* Start Extracted information *

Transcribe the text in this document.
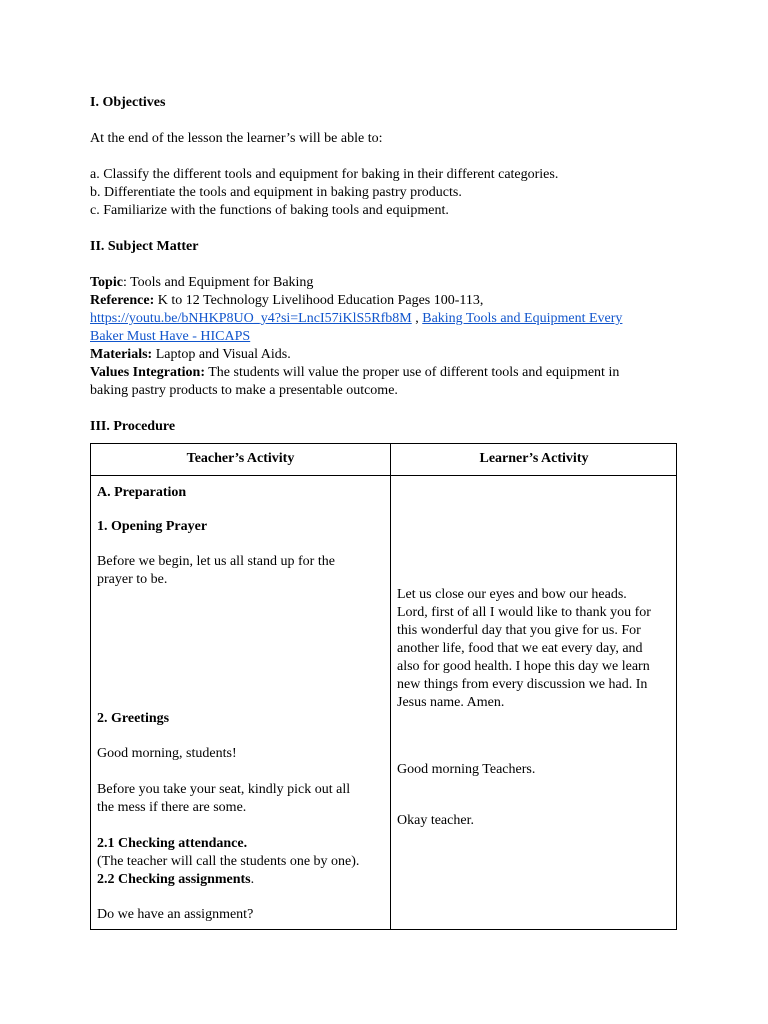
I. Objectives

At the end of the lesson the learner’s will be able to:

a. Classify the different tools and equipment for baking in their different categories.

b. Differentiate the tools and equipment in baking pastry products.

c. Familiarize with the functions of baking tools and equipment.

II. Subject Matter

Topic: Tools and Equipment for Baking

Reference: K to 12 Technology Livelihood Education Pages 100-113,

https://youtu.be/bNHKP8UO_y4?si=LncI57iKlS5Rfb8M , Baking Tools and Equipment Every

Baker Must Have - HICAPS

Materials: Laptop and Visual Aids.

Values Integration: The students will value the proper use of different tools and equipment in

baking pastry products to make a presentable outcome.

III. Procedure

Teacher’s Activity	Learner’s Activity
A. Preparation
1. Opening Prayer
Before we begin, let us all stand up for the
prayer to be.
2. Greetings
Good morning, students!
Before you take your seat, kindly pick out all
the mess if there are some.
2.1 Checking attendance.
(The teacher will call the students one by one).
2.2 Checking assignments.
Do we have an assignment?
Let us close our eyes and bow our heads.
Lord, first of all I would like to thank you for
this wonderful day that you give for us. For
another life, food that we eat every day, and
also for good health. I hope this day we learn
new things from every discussion we had. In
Jesus name. Amen.
Good morning Teachers.
Okay teacher.
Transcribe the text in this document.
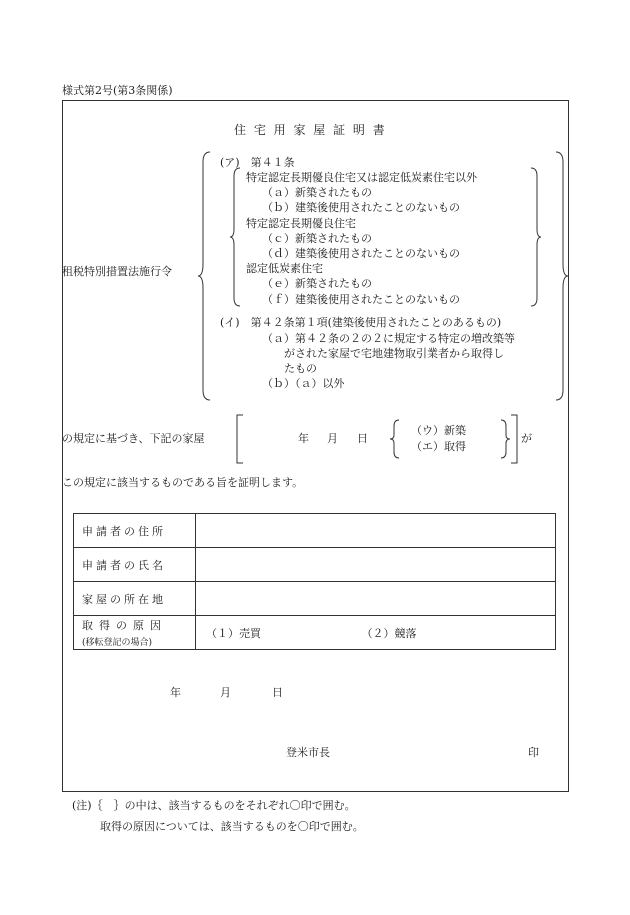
様式第2号(第3条関係)
住 宅 用 家 屋 証 明 書
租税特別措置法施行令
(ア)　第４１条
特定認定長期優良住宅又は認定低炭素住宅以外
（ａ）新築されたもの
（ｂ）建築後使用されたことのないもの
特定認定長期優良住宅
（ｃ）新築されたもの
（ｄ）建築後使用されたことのないもの
認定低炭素住宅
（ｅ）新築されたもの
（ｆ）建築後使用されたことのないもの
(イ)　第４２条第１項(建築後使用されたことのあるもの)
（ａ）第４２条の２の２に規定する特定の増改築等
がされた家屋で宅地建物取引業者から取得し
たもの
（ｂ）（ａ）以外
の規定に基づき、下記の家屋	年 月 日
（ウ）新築
（エ）取得
が
この規定に該当するものである旨を証明します。
申請者の住所	
申請者の氏名	
家屋の所在地	

取得の原因
(移転登記の場合)	（１）売買 （２）競落
年	月	日
登米市長	印
(注)｛　｝の中は、該当するものをそれぞれ〇印で囲む。
取得の原因については、該当するものを〇印で囲む。
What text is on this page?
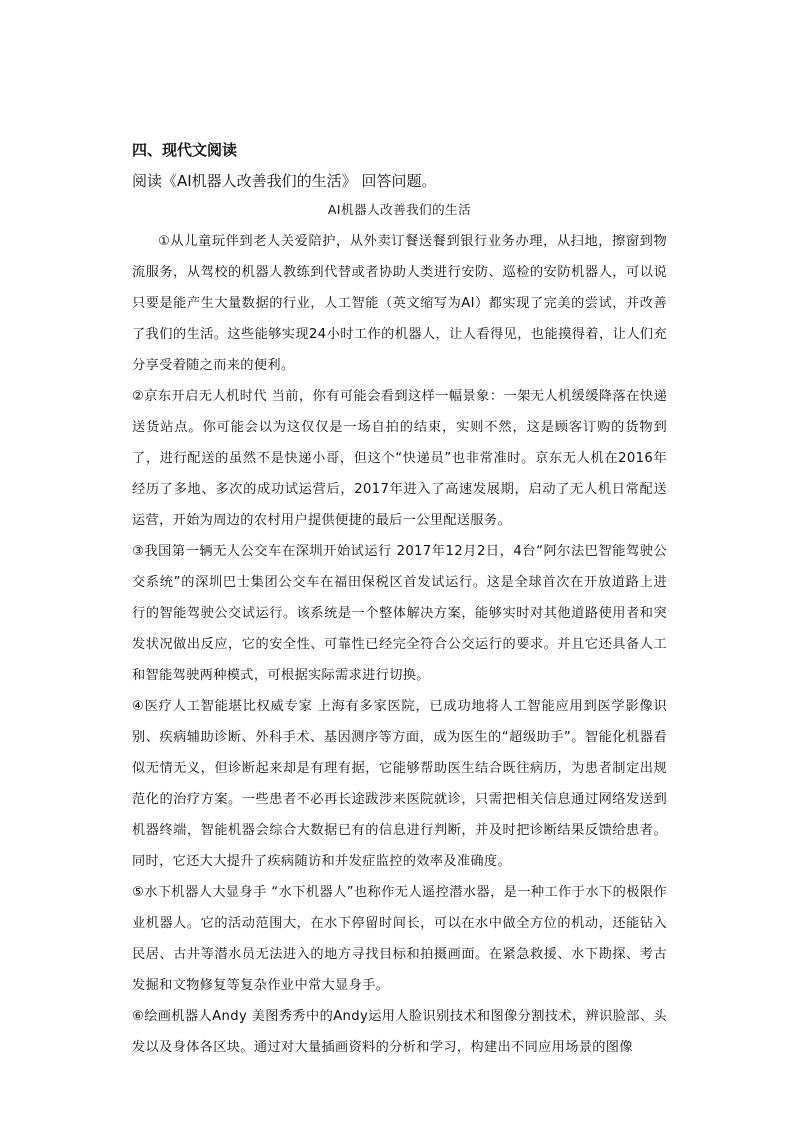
四、现代文阅读
阅读《AI机器人改善我们的生活》 回答问题。
AI机器人改善我们的生活

①从儿童玩伴到老人关爱陪护，从外卖订餐送餐到银行业务办理，从扫地，擦窗到物流服务，从驾校的机器人教练到代替或者协助人类进行安防、巡检的安防机器人，可以说只要是能产生大量数据的行业，人工智能（英文缩写为AI）都实现了完美的尝试，并改善了我们的生活。这些能够实现24小时工作的机器人，让人看得见，也能摸得着，让人们充分享受着随之而来的便利。

②京东开启无人机时代 当前，你有可能会看到这样一幅景象：一架无人机缓缓降落在快递送货站点。你可能会以为这仅仅是一场自拍的结束，实则不然，这是顾客订购的货物到了，进行配送的虽然不是快递小哥，但这个“快递员”也非常准时。京东无人机在2016年经历了多地、多次的成功试运营后，2017年进入了高速发展期，启动了无人机日常配送运营，开始为周边的农村用户提供便捷的最后一公里配送服务。

③我国第一辆无人公交车在深圳开始试运行 2017年12月2日，4台“阿尔法巴智能驾驶公交系统”的深圳巴士集团公交车在福田保税区首发试运行。这是全球首次在开放道路上进行的智能驾驶公交试运行。该系统是一个整体解决方案，能够实时对其他道路使用者和突发状况做出反应，它的安全性、可靠性已经完全符合公交运行的要求。并且它还具备人工和智能驾驶两种模式，可根据实际需求进行切换。

④医疗人工智能堪比权威专家 上海有多家医院，已成功地将人工智能应用到医学影像识别、疾病辅助诊断、外科手术、基因测序等方面，成为医生的“超级助手”。智能化机器看似无情无义，但诊断起来却是有理有据，它能够帮助医生结合既往病历，为患者制定出规范化的治疗方案。一些患者不必再长途跋涉来医院就诊，只需把相关信息通过网络发送到机器终端，智能机器会综合大数据已有的信息进行判断，并及时把诊断结果反馈给患者。同时，它还大大提升了疾病随访和并发症监控的效率及准确度。

⑤水下机器人大显身手 “水下机器人”也称作无人遥控潜水器，是一种工作于水下的极限作业机器人。它的活动范围大，在水下停留时间长，可以在水中做全方位的机动，还能钻入民居、古井等潜水员无法进入的地方寻找目标和拍摄画面。在紧急救援、水下勘探、考古发掘和文物修复等复杂作业中常大显身手。

⑥绘画机器人Andy 美图秀秀中的Andy运用人脸识别技术和图像分割技术，辨识脸部、头发以及身体各区块。通过对大量插画资料的分析和学习，构建出不同应用场景的图像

* End Extracted information *

__What the task requires__. Copy the records word for word, leaving no picture in the copy.

__Result__.
Transcribe the text in this document.
I. Objectives

At the end of the lesson the learner’s will be able to:

a. Classify the different tools and equipment for baking in their different categories.

b. Differentiate the tools and equipment in baking pastry products.

c. Familiarize with the functions of baking tools and equipment.

II. Subject Matter

Topic: Tools and Equipment for Baking

Reference: K to 12 Technology Livelihood Education Pages 100-113,

https://youtu.be/bNHKP8UO_y4?si=LncI57iKlS5Rfb8M , Baking Tools and Equipment Every

Baker Must Have - HICAPS

Materials: Laptop and Visual Aids.

Values Integration: The students will value the proper use of different tools and equipment in

baking pastry products to make a presentable outcome.

III. Procedure

Teacher’s Activity	Learner’s Activity
A. Preparation
1. Opening Prayer
Before we begin, let us all stand up for the
prayer to be.
2. Greetings
Good morning, students!
Before you take your seat, kindly pick out all
the mess if there are some.
2.1 Checking attendance.
(The teacher will call the students one by one).
2.2 Checking assignments.
Do we have an assignment?
Let us close our eyes and bow our heads.
Lord, first of all I would like to thank you for
this wonderful day that you give for us. For
another life, food that we eat every day, and
also for good health. I hope this day we learn
new things from every discussion we had. In
Jesus name. Amen.
Good morning Teachers.
Okay teacher.
Transcribe the text in this document.
様式第2号(第3条関係)
住 宅 用 家 屋 証 明 書
租税特別措置法施行令
(ア)　第４１条
特定認定長期優良住宅又は認定低炭素住宅以外
（ａ）新築されたもの
（ｂ）建築後使用されたことのないもの
特定認定長期優良住宅
（ｃ）新築されたもの
（ｄ）建築後使用されたことのないもの
認定低炭素住宅
（ｅ）新築されたもの
（ｆ）建築後使用されたことのないもの
(イ)　第４２条第１項(建築後使用されたことのあるもの)
（ａ）第４２条の２の２に規定する特定の増改築等
がされた家屋で宅地建物取引業者から取得し
たもの
（ｂ）（ａ）以外
の規定に基づき、下記の家屋	年 月 日
（ウ）新築
（エ）取得
が
この規定に該当するものである旨を証明します。
申請者の住所	
申請者の氏名	
家屋の所在地	

取得の原因
(移転登記の場合)	（１）売買 （２）競落
年	月	日
登米市長	印
(注)｛　｝の中は、該当するものをそれぞれ〇印で囲む。
取得の原因については、該当するものを〇印で囲む。
What text is on this page?
四、现代文阅读
阅读《AI机器人改善我们的生活》 回答问题。
AI机器人改善我们的生活

①从儿童玩伴到老人关爱陪护，从外卖订餐送餐到银行业务办理，从扫地，擦窗到物流服务，从驾校的机器人教练到代替或者协助人类进行安防、巡检的安防机器人，可以说只要是能产生大量数据的行业，人工智能（英文缩写为AI）都实现了完美的尝试，并改善了我们的生活。这些能够实现24小时工作的机器人，让人看得见，也能摸得着，让人们充分享受着随之而来的便利。

②京东开启无人机时代 当前，你有可能会看到这样一幅景象：一架无人机缓缓降落在快递送货站点。你可能会以为这仅仅是一场自拍的结束，实则不然，这是顾客订购的货物到了，进行配送的虽然不是快递小哥，但这个“快递员”也非常准时。京东无人机在2016年经历了多地、多次的成功试运营后，2017年进入了高速发展期，启动了无人机日常配送运营，开始为周边的农村用户提供便捷的最后一公里配送服务。

③我国第一辆无人公交车在深圳开始试运行 2017年12月2日，4台“阿尔法巴智能驾驶公交系统”的深圳巴士集团公交车在福田保税区首发试运行。这是全球首次在开放道路上进行的智能驾驶公交试运行。该系统是一个整体解决方案，能够实时对其他道路使用者和突发状况做出反应，它的安全性、可靠性已经完全符合公交运行的要求。并且它还具备人工和智能驾驶两种模式，可根据实际需求进行切换。

④医疗人工智能堪比权威专家 上海有多家医院，已成功地将人工智能应用到医学影像识别、疾病辅助诊断、外科手术、基因测序等方面，成为医生的“超级助手”。智能化机器看似无情无义，但诊断起来却是有理有据，它能够帮助医生结合既往病历，为患者制定出规范化的治疗方案。一些患者不必再长途跋涉来医院就诊，只需把相关信息通过网络发送到机器终端，智能机器会综合大数据已有的信息进行判断，并及时把诊断结果反馈给患者。同时，它还大大提升了疾病随访和并发症监控的效率及准确度。

⑤水下机器人大显身手 “水下机器人”也称作无人遥控潜水器，是一种工作于水下的极限作业机器人。它的活动范围大，在水下停留时间长，可以在水中做全方位的机动，还能钻入民居、古井等潜水员无法进入的地方寻找目标和拍摄画面。在紧急救援、水下勘探、考古发掘和文物修复等复杂作业中常大显身手。

⑥绘画机器人Andy 美图秀秀中的Andy运用人脸识别技术和图像分割技术，辨识脸部、头发以及身体各区块。通过对大量插画资料的分析和学习，构建出不同应用场景的图像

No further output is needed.